-- Records to use --
[Start]

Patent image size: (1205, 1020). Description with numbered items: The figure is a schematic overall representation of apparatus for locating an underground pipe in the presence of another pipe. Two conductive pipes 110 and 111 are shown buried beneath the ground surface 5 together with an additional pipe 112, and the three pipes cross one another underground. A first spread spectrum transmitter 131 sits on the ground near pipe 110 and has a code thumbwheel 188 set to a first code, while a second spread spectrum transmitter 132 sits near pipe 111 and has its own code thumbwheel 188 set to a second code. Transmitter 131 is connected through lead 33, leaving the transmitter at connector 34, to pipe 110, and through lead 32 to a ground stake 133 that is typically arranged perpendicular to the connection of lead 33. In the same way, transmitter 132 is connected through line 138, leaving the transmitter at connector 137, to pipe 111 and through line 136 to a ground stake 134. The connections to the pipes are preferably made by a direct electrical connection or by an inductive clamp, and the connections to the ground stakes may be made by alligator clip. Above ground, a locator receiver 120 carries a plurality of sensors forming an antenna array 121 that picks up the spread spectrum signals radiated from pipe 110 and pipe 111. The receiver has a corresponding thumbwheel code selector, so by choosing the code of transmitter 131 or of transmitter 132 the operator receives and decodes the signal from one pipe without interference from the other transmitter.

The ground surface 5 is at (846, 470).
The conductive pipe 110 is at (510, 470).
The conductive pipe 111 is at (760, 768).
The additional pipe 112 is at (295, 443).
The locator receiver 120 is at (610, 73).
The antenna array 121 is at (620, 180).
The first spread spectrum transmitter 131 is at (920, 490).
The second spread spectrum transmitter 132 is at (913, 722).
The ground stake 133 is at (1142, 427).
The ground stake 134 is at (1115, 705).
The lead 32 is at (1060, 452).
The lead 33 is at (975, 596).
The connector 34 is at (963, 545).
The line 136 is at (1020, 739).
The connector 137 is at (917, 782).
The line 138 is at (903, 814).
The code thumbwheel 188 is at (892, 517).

[End]

-- Problem to work on --
Render the listing as a JSON list of strings, one string per line and with blank lines omitted, starting with its first line and continuing through the line containing "The line 136 is at (1020, 739).", both included.

-- Complete output --
[
  "Patent image size: (1205, 1020). Description with numbered items: The figure is a schematic overall representation of apparatus for locating an underground pipe in the presence of another pipe. Two conductive pipes 110 and 111 are shown buried beneath the ground surface 5 together with an additional pipe 112, and the three pipes cross one another underground. A first spread spectrum transmitter 131 sits on the ground near pipe 110 and has a code thumbwheel 188 set to a first code, while a second spread spectrum transmitter 132 sits near pipe 111 and has its own code thumbwheel 188 set to a second code. Transmitter 131 is connected through lead 33, leaving the transmitter at connector 34, to pipe 110, and through lead 32 to a ground stake 133 that is typically arranged perpendicular to the connection of lead 33. In the same way, transmitter 132 is connected through line 138, leaving the transmitter at connector 137, to pipe 111 and through line 136 to a ground stake 134. The connections to the pipes are preferably made by a direct electrical connection or by an inductive clamp, and the connections to the ground stakes may be made by alligator clip. Above ground, a locator receiver 120 carries a plurality of sensors forming an antenna array 121 that picks up the spread spectrum signals radiated from pipe 110 and pipe 111. The receiver has a corresponding thumbwheel code selector, so by choosing the code of transmitter 131 or of transmitter 132 the operator receives and decodes the signal from one pipe without interference from the other transmitter.",
  "The ground surface 5 is at (846, 470).",
  "The conductive pipe 110 is at (510, 470).",
  "The conductive pipe 111 is at (760, 768).",
  "The additional pipe 112 is at (295, 443).",
  "The locator receiver 120 is at (610, 73).",
  "The antenna array 121 is at (620, 180).",
  "The first spread spectrum transmitter 131 is at (920, 490).",
  "The second spread spectrum transmitter 132 is at (913, 722).",
  "The ground stake 133 is at (1142, 427).",
  "The ground stake 134 is at (1115, 705).",
  "The lead 32 is at (1060, 452).",
  "The lead 33 is at (975, 596).",
  "The connector 34 is at (963, 545).",
  "The line 136 is at (1020, 739)."
]